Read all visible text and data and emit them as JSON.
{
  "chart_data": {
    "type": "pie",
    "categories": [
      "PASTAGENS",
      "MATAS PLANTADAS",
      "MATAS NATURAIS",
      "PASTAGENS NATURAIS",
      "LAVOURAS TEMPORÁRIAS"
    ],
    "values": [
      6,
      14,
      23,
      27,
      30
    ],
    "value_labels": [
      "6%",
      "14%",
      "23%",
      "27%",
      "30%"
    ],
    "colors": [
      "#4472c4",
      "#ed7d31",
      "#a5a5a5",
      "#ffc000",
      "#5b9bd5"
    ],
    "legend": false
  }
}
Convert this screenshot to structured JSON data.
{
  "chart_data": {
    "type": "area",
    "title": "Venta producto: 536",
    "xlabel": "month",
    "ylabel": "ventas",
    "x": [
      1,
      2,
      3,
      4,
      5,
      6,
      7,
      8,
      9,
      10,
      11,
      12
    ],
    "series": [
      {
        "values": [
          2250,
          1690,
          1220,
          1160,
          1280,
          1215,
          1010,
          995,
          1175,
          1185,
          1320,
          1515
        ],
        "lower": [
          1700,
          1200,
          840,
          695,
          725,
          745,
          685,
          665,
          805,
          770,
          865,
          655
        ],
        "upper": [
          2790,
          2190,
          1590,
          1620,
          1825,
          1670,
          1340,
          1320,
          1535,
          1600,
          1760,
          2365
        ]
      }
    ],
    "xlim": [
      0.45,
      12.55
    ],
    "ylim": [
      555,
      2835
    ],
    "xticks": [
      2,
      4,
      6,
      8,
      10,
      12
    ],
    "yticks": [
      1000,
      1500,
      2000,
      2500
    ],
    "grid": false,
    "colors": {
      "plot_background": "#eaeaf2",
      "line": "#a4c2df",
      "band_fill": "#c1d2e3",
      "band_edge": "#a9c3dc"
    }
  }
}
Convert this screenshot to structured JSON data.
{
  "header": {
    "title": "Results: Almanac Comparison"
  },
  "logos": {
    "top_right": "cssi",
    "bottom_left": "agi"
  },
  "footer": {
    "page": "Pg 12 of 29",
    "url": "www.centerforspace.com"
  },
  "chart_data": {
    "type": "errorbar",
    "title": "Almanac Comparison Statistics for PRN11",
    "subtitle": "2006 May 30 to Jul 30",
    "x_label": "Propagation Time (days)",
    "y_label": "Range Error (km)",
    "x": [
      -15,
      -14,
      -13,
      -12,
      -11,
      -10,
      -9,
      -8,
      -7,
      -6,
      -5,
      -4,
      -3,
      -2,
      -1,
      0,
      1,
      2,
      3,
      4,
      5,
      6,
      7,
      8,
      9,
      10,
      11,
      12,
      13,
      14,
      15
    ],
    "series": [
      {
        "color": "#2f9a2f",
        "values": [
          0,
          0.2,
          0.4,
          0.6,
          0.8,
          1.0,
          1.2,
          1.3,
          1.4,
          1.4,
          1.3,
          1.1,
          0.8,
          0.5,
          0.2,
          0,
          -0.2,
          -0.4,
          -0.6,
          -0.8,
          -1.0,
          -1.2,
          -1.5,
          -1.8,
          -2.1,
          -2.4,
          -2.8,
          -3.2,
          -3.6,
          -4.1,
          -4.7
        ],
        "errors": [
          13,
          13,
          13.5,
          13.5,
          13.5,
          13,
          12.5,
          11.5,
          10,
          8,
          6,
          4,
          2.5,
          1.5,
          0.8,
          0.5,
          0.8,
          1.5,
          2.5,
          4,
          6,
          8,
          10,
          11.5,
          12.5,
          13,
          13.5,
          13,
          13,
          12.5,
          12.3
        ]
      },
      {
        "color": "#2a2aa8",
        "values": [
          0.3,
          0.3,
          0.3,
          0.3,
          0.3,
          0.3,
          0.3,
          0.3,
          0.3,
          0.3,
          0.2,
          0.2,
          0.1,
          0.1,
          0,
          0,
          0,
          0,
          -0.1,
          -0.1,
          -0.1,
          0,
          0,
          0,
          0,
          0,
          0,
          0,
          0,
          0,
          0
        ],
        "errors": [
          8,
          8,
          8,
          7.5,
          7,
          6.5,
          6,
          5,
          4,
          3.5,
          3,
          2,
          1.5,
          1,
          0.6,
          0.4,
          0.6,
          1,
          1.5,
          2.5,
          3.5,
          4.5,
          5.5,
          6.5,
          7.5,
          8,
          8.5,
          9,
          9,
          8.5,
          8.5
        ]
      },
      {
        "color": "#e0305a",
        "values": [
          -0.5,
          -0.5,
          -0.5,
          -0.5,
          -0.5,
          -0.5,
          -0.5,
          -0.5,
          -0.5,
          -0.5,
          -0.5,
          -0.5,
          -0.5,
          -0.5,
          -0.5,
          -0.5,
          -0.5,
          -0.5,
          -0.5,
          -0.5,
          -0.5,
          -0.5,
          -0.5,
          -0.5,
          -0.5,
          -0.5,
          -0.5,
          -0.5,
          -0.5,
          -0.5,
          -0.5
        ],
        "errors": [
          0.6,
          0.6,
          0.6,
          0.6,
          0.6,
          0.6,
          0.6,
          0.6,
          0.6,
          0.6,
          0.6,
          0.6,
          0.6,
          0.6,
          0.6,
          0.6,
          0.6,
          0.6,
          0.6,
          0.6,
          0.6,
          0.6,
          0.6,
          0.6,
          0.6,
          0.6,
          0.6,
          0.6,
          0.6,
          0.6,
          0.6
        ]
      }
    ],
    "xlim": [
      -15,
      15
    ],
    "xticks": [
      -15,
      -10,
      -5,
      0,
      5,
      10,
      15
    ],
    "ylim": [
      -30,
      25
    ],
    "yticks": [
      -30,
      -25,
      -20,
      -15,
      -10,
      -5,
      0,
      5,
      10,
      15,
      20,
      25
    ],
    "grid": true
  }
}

------------

Print the material above once more, exactly.

Read all visible text and data and emit them as JSON.
{
  "chart_data": {
    "type": "pie",
    "categories": [
      "PASTAGENS",
      "MATAS PLANTADAS",
      "MATAS NATURAIS",
      "PASTAGENS NATURAIS",
      "LAVOURAS TEMPORÁRIAS"
    ],
    "values": [
      6,
      14,
      23,
      27,
      30
    ],
    "value_labels": [
      "6%",
      "14%",
      "23%",
      "27%",
      "30%"
    ],
    "colors": [
      "#4472c4",
      "#ed7d31",
      "#a5a5a5",
      "#ffc000",
      "#5b9bd5"
    ],
    "legend": false
  }
}
Convert this screenshot to structured JSON data.
{
  "chart_data": {
    "type": "area",
    "title": "Venta producto: 536",
    "xlabel": "month",
    "ylabel": "ventas",
    "x": [
      1,
      2,
      3,
      4,
      5,
      6,
      7,
      8,
      9,
      10,
      11,
      12
    ],
    "series": [
      {
        "values": [
          2250,
          1690,
          1220,
          1160,
          1280,
          1215,
          1010,
          995,
          1175,
          1185,
          1320,
          1515
        ],
        "lower": [
          1700,
          1200,
          840,
          695,
          725,
          745,
          685,
          665,
          805,
          770,
          865,
          655
        ],
        "upper": [
          2790,
          2190,
          1590,
          1620,
          1825,
          1670,
          1340,
          1320,
          1535,
          1600,
          1760,
          2365
        ]
      }
    ],
    "xlim": [
      0.45,
      12.55
    ],
    "ylim": [
      555,
      2835
    ],
    "xticks": [
      2,
      4,
      6,
      8,
      10,
      12
    ],
    "yticks": [
      1000,
      1500,
      2000,
      2500
    ],
    "grid": false,
    "colors": {
      "plot_background": "#eaeaf2",
      "line": "#a4c2df",
      "band_fill": "#c1d2e3",
      "band_edge": "#a9c3dc"
    }
  }
}
Convert this screenshot to structured JSON data.
{
  "header": {
    "title": "Results: Almanac Comparison"
  },
  "logos": {
    "top_right": "cssi",
    "bottom_left": "agi"
  },
  "footer": {
    "page": "Pg 12 of 29",
    "url": "www.centerforspace.com"
  },
  "chart_data": {
    "type": "errorbar",
    "title": "Almanac Comparison Statistics for PRN11",
    "subtitle": "2006 May 30 to Jul 30",
    "x_label": "Propagation Time (days)",
    "y_label": "Range Error (km)",
    "x": [
      -15,
      -14,
      -13,
      -12,
      -11,
      -10,
      -9,
      -8,
      -7,
      -6,
      -5,
      -4,
      -3,
      -2,
      -1,
      0,
      1,
      2,
      3,
      4,
      5,
      6,
      7,
      8,
      9,
      10,
      11,
      12,
      13,
      14,
      15
    ],
    "series": [
      {
        "color": "#2f9a2f",
        "values": [
          0,
          0.2,
          0.4,
          0.6,
          0.8,
          1.0,
          1.2,
          1.3,
          1.4,
          1.4,
          1.3,
          1.1,
          0.8,
          0.5,
          0.2,
          0,
          -0.2,
          -0.4,
          -0.6,
          -0.8,
          -1.0,
          -1.2,
          -1.5,
          -1.8,
          -2.1,
          -2.4,
          -2.8,
          -3.2,
          -3.6,
          -4.1,
          -4.7
        ],
        "errors": [
          13,
          13,
          13.5,
          13.5,
          13.5,
          13,
          12.5,
          11.5,
          10,
          8,
          6,
          4,
          2.5,
          1.5,
          0.8,
          0.5,
          0.8,
          1.5,
          2.5,
          4,
          6,
          8,
          10,
          11.5,
          12.5,
          13,
          13.5,
          13,
          13,
          12.5,
          12.3
        ]
      },
      {
        "color": "#2a2aa8",
        "values": [
          0.3,
          0.3,
          0.3,
          0.3,
          0.3,
          0.3,
          0.3,
          0.3,
          0.3,
          0.3,
          0.2,
          0.2,
          0.1,
          0.1,
          0,
          0,
          0,
          0,
          -0.1,
          -0.1,
          -0.1,
          0,
          0,
          0,
          0,
          0,
          0,
          0,
          0,
          0,
          0
        ],
        "errors": [
          8,
          8,
          8,
          7.5,
          7,
          6.5,
          6,
          5,
          4,
          3.5,
          3,
          2,
          1.5,
          1,
          0.6,
          0.4,
          0.6,
          1,
          1.5,
          2.5,
          3.5,
          4.5,
          5.5,
          6.5,
          7.5,
          8,
          8.5,
          9,
          9,
          8.5,
          8.5
        ]
      },
      {
        "color": "#e0305a",
        "values": [
          -0.5,
          -0.5,
          -0.5,
          -0.5,
          -0.5,
          -0.5,
          -0.5,
          -0.5,
          -0.5,
          -0.5,
          -0.5,
          -0.5,
          -0.5,
          -0.5,
          -0.5,
          -0.5,
          -0.5,
          -0.5,
          -0.5,
          -0.5,
          -0.5,
          -0.5,
          -0.5,
          -0.5,
          -0.5,
          -0.5,
          -0.5,
          -0.5,
          -0.5,
          -0.5,
          -0.5
        ],
        "errors": [
          0.6,
          0.6,
          0.6,
          0.6,
          0.6,
          0.6,
          0.6,
          0.6,
          0.6,
          0.6,
          0.6,
          0.6,
          0.6,
          0.6,
          0.6,
          0.6,
          0.6,
          0.6,
          0.6,
          0.6,
          0.6,
          0.6,
          0.6,
          0.6,
          0.6,
          0.6,
          0.6,
          0.6,
          0.6,
          0.6,
          0.6
        ]
      }
    ],
    "xlim": [
      -15,
      15
    ],
    "xticks": [
      -15,
      -10,
      -5,
      0,
      5,
      10,
      15
    ],
    "ylim": [
      -30,
      25
    ],
    "yticks": [
      -30,
      -25,
      -20,
      -15,
      -10,
      -5,
      0,
      5,
      10,
      15,
      20,
      25
    ],
    "grid": true
  }
}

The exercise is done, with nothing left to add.